Element and coordinate records
━━━━━━━━━━

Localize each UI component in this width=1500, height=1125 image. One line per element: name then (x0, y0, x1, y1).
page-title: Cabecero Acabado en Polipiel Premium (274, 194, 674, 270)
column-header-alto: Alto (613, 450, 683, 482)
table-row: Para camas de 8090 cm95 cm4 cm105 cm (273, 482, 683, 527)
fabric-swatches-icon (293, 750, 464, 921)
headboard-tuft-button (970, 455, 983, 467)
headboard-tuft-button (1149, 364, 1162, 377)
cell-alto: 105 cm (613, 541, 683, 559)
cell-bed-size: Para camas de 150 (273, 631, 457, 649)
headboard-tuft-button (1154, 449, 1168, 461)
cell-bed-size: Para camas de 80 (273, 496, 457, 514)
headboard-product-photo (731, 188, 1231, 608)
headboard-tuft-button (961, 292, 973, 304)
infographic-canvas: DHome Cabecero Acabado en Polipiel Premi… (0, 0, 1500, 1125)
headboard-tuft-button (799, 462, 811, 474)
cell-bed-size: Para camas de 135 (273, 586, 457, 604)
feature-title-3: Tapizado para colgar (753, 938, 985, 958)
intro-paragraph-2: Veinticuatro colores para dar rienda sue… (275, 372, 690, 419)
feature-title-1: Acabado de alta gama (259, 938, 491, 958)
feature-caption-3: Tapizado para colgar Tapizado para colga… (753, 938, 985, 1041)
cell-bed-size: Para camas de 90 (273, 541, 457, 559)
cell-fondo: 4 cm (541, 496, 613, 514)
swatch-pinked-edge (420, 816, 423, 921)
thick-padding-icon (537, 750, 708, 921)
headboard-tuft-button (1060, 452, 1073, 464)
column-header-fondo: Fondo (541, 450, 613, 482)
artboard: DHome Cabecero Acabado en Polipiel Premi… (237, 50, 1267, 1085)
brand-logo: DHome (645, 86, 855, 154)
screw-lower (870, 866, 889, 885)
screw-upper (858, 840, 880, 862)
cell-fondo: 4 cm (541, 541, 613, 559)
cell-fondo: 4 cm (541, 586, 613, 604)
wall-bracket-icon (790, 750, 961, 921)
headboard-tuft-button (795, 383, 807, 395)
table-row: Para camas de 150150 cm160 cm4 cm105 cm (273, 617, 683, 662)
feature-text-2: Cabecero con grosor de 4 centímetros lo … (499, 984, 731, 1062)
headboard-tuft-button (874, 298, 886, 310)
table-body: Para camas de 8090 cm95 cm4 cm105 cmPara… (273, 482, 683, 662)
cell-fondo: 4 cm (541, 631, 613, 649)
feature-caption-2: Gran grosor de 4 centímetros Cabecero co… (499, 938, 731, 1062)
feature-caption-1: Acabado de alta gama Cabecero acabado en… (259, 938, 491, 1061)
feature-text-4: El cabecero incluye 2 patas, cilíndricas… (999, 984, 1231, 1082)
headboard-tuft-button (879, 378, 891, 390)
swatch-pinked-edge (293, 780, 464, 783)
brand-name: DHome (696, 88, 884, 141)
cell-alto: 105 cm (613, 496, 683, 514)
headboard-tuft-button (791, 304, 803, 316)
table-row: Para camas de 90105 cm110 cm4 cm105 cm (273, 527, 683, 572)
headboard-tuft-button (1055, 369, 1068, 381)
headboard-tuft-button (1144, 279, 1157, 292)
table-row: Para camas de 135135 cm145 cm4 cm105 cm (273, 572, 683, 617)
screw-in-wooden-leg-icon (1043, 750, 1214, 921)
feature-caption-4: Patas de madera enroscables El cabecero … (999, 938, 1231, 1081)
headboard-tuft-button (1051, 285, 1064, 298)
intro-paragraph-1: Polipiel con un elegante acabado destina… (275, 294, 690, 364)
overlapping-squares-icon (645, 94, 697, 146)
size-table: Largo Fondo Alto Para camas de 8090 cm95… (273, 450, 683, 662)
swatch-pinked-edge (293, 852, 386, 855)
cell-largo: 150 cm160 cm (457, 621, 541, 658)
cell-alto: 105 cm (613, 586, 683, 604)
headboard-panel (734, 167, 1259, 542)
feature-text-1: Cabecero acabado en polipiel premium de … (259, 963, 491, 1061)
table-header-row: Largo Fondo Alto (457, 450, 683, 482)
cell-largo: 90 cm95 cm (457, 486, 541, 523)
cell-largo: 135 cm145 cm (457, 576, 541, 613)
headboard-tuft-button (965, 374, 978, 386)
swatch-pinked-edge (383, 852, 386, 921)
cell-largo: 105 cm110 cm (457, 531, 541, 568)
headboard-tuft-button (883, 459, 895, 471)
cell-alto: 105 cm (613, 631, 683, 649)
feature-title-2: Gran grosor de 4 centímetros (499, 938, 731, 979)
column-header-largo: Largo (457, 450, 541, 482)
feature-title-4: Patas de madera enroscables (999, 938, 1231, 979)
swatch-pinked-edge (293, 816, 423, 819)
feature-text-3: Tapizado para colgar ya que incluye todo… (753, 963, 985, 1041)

━━━━━━━━━━

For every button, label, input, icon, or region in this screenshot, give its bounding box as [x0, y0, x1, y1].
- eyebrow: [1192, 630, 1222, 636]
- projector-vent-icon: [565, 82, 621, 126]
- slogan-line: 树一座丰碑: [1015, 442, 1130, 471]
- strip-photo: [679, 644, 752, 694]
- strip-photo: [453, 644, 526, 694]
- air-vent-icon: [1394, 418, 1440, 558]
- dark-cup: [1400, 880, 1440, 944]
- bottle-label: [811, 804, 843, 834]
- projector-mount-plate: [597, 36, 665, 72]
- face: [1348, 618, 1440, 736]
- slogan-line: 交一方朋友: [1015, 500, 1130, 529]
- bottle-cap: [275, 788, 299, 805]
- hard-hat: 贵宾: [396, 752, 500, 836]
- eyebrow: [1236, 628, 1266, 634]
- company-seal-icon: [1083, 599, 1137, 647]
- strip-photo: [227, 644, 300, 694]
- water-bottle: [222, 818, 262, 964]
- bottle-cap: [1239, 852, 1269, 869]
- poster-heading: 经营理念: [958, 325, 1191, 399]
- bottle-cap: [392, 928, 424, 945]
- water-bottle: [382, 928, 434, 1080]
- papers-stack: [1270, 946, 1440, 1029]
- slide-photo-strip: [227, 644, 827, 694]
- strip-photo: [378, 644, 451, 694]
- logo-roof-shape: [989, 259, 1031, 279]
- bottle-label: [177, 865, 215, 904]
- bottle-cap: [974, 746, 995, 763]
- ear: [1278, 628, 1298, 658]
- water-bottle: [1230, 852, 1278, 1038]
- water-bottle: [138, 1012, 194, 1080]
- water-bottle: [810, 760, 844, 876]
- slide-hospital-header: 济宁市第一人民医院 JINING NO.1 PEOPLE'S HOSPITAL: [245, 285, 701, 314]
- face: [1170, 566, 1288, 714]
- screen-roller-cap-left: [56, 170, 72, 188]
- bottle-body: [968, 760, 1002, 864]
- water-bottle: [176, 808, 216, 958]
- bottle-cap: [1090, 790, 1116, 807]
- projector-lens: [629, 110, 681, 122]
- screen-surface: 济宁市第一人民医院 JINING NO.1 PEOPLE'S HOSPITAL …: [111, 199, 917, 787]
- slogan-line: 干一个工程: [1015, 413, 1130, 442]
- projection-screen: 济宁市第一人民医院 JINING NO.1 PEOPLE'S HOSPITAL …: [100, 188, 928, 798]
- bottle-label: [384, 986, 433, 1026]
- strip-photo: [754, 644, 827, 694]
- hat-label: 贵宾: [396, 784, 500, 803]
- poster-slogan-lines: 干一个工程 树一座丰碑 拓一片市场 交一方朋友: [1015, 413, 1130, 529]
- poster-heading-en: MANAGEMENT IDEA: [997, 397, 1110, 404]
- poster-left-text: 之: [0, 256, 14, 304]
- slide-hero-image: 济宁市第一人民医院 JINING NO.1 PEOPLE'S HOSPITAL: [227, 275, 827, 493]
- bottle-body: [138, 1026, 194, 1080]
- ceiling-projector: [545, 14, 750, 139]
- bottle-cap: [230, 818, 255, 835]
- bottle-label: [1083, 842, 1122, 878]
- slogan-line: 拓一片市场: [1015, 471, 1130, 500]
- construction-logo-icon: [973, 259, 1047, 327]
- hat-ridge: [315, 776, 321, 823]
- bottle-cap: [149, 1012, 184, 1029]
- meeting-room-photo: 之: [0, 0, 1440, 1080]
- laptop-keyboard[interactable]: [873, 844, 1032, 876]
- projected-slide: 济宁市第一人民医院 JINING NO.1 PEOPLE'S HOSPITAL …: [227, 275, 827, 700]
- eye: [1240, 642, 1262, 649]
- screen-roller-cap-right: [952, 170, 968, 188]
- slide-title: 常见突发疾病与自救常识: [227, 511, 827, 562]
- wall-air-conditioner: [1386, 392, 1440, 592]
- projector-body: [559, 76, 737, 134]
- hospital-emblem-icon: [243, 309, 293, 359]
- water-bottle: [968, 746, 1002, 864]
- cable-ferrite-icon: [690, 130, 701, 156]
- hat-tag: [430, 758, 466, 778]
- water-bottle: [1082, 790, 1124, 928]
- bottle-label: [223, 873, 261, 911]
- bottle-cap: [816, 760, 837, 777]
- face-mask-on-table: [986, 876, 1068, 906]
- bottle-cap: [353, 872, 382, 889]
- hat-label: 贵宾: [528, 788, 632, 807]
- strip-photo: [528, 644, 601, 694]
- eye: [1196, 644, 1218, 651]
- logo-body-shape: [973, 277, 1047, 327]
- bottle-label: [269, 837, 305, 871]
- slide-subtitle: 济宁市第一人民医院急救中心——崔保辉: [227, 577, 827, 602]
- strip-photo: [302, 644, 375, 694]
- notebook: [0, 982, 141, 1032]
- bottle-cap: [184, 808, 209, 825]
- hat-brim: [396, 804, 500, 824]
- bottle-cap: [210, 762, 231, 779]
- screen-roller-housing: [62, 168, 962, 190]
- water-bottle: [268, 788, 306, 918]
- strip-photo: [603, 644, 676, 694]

━━━━━━━━━━

Duplicate the lines of the data between the line holding "For every button, label, input, icon, or" and the line holding "- slogan-line: 交一方朋友: [1015, 500, 1130, 529]", inclusive.

| Task response |
For every button, label, input, icon, or region in this screenshot, give its bounding box as [x0, y0, x1, y1].
- eyebrow: [1192, 630, 1222, 636]
- projector-vent-icon: [565, 82, 621, 126]
- slogan-line: 树一座丰碑: [1015, 442, 1130, 471]
- strip-photo: [679, 644, 752, 694]
- strip-photo: [453, 644, 526, 694]
- air-vent-icon: [1394, 418, 1440, 558]
- dark-cup: [1400, 880, 1440, 944]
- bottle-label: [811, 804, 843, 834]
- projector-mount-plate: [597, 36, 665, 72]
- face: [1348, 618, 1440, 736]
- slogan-line: 交一方朋友: [1015, 500, 1130, 529]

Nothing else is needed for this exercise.